[start Data extract]

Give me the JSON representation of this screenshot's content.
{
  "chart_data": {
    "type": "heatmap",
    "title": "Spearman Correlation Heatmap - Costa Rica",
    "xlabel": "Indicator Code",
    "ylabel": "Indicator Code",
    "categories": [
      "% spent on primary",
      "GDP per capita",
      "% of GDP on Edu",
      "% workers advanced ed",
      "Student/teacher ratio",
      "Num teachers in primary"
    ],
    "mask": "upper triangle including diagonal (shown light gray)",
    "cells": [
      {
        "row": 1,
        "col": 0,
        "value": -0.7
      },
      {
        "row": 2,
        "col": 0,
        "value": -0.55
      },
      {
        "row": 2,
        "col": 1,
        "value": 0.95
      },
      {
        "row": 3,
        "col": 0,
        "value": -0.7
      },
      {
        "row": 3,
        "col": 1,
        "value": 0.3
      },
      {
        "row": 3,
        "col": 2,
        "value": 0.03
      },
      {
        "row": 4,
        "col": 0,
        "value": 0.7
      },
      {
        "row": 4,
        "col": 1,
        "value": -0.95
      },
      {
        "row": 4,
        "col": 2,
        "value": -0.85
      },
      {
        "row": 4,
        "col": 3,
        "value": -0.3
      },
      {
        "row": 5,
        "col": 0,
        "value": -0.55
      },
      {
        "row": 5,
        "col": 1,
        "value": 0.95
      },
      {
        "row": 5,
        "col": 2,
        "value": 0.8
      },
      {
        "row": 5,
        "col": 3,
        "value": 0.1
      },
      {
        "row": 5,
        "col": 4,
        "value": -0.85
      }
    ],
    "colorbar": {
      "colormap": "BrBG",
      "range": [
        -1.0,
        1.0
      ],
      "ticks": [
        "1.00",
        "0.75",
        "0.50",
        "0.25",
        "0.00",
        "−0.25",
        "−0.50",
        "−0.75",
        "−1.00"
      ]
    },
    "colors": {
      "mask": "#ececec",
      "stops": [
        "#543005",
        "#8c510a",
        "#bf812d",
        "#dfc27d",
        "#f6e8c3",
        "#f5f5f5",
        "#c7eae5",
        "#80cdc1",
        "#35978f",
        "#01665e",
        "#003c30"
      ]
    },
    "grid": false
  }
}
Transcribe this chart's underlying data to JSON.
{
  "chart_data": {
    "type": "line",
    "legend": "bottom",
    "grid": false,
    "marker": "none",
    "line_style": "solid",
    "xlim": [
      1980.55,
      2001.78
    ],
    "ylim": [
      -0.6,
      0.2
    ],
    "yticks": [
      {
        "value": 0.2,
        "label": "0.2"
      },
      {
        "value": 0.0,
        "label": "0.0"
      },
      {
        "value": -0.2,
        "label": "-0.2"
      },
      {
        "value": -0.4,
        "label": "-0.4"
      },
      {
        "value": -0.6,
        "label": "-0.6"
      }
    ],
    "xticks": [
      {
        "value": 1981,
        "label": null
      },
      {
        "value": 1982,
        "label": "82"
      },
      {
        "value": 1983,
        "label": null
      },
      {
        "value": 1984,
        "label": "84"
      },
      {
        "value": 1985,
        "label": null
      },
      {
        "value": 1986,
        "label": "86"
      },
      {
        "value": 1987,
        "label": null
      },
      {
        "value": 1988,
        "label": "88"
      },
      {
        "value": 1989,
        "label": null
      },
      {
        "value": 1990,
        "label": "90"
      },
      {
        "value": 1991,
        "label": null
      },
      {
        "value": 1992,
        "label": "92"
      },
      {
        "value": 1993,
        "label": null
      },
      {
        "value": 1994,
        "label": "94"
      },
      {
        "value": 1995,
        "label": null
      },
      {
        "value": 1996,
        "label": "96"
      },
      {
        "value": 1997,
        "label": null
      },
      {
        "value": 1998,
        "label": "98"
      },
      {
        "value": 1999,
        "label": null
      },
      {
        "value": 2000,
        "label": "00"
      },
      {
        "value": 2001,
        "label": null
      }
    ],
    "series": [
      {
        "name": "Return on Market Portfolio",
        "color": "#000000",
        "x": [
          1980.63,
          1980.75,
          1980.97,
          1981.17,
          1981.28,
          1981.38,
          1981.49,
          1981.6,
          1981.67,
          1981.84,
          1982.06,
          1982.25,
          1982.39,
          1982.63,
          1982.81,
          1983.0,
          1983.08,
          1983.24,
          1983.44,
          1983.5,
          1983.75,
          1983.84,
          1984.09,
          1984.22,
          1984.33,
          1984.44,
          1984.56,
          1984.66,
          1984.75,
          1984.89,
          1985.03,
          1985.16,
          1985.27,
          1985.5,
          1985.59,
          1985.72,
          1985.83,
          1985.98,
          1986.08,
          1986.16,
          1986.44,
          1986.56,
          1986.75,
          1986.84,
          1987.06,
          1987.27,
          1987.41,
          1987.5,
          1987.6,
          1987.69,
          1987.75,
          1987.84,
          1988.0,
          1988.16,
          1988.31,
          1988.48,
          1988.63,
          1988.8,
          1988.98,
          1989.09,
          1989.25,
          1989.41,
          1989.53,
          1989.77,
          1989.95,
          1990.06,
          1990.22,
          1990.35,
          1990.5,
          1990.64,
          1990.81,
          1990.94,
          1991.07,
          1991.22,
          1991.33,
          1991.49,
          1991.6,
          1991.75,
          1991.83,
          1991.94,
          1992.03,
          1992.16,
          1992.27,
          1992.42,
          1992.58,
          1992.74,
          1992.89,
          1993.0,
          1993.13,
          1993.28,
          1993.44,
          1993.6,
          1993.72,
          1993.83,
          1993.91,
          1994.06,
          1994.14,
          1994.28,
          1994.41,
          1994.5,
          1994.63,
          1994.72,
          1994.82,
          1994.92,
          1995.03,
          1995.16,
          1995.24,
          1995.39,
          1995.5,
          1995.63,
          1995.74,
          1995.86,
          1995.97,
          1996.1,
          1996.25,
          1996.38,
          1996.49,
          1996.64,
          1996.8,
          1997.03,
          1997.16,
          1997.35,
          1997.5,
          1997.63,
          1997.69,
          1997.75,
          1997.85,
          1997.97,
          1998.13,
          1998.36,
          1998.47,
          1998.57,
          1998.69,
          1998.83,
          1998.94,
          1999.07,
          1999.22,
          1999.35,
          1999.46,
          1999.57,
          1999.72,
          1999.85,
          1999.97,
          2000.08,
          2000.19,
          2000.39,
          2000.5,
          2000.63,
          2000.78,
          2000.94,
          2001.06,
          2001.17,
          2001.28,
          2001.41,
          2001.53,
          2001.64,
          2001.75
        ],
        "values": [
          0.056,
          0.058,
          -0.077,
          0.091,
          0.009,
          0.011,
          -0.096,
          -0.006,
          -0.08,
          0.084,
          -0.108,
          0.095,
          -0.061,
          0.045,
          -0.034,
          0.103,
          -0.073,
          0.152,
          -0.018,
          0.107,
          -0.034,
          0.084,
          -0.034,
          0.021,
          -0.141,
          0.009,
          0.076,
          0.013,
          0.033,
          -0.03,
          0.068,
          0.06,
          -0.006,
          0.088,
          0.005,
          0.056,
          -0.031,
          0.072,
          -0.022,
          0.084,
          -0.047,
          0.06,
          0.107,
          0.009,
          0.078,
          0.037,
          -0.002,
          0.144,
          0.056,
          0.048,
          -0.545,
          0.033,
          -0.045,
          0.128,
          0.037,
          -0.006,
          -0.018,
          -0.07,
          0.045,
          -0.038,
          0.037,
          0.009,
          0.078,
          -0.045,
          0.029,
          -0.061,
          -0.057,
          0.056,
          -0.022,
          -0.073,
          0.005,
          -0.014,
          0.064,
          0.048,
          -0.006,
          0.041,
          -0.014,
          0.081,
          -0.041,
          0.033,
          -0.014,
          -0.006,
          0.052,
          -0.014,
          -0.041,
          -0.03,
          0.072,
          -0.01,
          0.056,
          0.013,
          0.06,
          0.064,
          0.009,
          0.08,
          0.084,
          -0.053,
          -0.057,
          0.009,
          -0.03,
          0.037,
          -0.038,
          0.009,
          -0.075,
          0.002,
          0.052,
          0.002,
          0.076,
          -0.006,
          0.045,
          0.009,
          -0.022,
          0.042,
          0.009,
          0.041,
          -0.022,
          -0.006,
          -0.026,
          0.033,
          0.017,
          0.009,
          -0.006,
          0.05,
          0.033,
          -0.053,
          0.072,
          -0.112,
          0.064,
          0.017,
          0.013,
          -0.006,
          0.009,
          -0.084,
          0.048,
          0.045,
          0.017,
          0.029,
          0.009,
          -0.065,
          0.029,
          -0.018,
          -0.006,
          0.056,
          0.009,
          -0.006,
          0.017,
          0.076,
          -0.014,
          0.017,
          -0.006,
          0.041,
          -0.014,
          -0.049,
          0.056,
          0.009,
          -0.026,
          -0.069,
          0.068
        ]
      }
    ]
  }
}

[end Data extract]

--- Short problem ---
From the material above, gather all lines that include the string "Code" and copy them.

--- The solution ---
    "xlabel": "Indicator Code",
    "ylabel": "Indicator Code",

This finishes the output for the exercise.